Given instruction:
Print all of the entries exactly, minus the pictures.
++++++++
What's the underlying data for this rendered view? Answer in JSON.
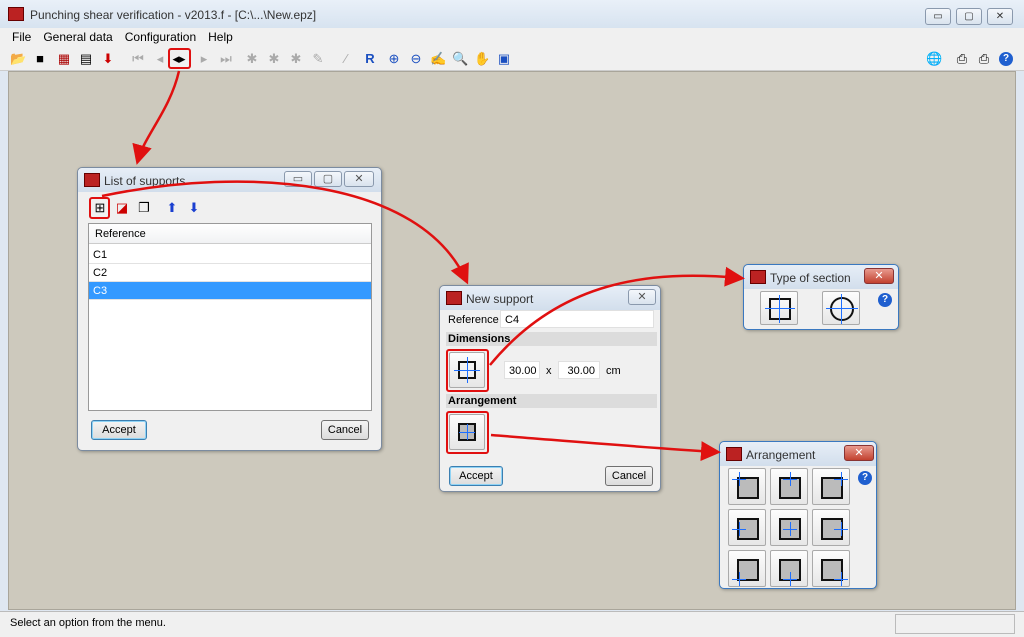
{
  "window": {
    "title": "Punching shear verification - v2013.f - [C:\\...\\New.epz]",
    "min": "▭",
    "max": "▢",
    "close": "✕"
  },
  "menu": [
    "File",
    "General data",
    "Configuration",
    "Help"
  ],
  "toolbar": {
    "icons": [
      "open-icon",
      "save-icon",
      "wall-icon",
      "export-icon",
      "import-icon",
      "first-icon",
      "prev-icon",
      "supports-list-icon",
      "next-icon",
      "last-icon"
    ]
  },
  "status": {
    "text": "Select an option from the menu."
  },
  "list_dialog": {
    "title": "List of supports",
    "column": "Reference",
    "rows": [
      "C1",
      "C2",
      "C3"
    ],
    "selected": "C3",
    "accept": "Accept",
    "cancel": "Cancel"
  },
  "new_support": {
    "title": "New support",
    "reference_label": "Reference",
    "reference_value": "C4",
    "dimensions_label": "Dimensions",
    "dim_x": "30.00",
    "times": "x",
    "dim_y": "30.00",
    "unit": "cm",
    "arrangement_label": "Arrangement",
    "accept": "Accept",
    "cancel": "Cancel"
  },
  "type_section": {
    "title": "Type of section",
    "help": "?"
  },
  "arrangement": {
    "title": "Arrangement",
    "help": "?"
  },
  "colors": {
    "workspace": "#cdc9bd",
    "annotation": "#e01010",
    "selection": "#3399ff"
  }
}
++++++++
Reply:
What's the underlying data for this rendered view? Answer in JSON.
{
  "window": {
    "title": "Punching shear verification - v2013.f - [C:\\...\\New.epz]",
    "min": "▭",
    "max": "▢",
    "close": "✕"
  },
  "menu": [
    "File",
    "General data",
    "Configuration",
    "Help"
  ],
  "toolbar": {
    "icons": [
      "open-icon",
      "save-icon",
      "wall-icon",
      "export-icon",
      "import-icon",
      "first-icon",
      "prev-icon",
      "supports-list-icon",
      "next-icon",
      "last-icon"
    ]
  },
  "status": {
    "text": "Select an option from the menu."
  },
  "list_dialog": {
    "title": "List of supports",
    "column": "Reference",
    "rows": [
      "C1",
      "C2",
      "C3"
    ],
    "selected": "C3",
    "accept": "Accept",
    "cancel": "Cancel"
  },
  "new_support": {
    "title": "New support",
    "reference_label": "Reference",
    "reference_value": "C4",
    "dimensions_label": "Dimensions",
    "dim_x": "30.00",
    "times": "x",
    "dim_y": "30.00",
    "unit": "cm",
    "arrangement_label": "Arrangement",
    "accept": "Accept",
    "cancel": "Cancel"
  },
  "type_section": {
    "title": "Type of section",
    "help": "?"
  },
  "arrangement": {
    "title": "Arrangement",
    "help": "?"
  },
  "colors": {
    "workspace": "#cdc9bd",
    "annotation": "#e01010",
    "selection": "#3399ff"
  }
}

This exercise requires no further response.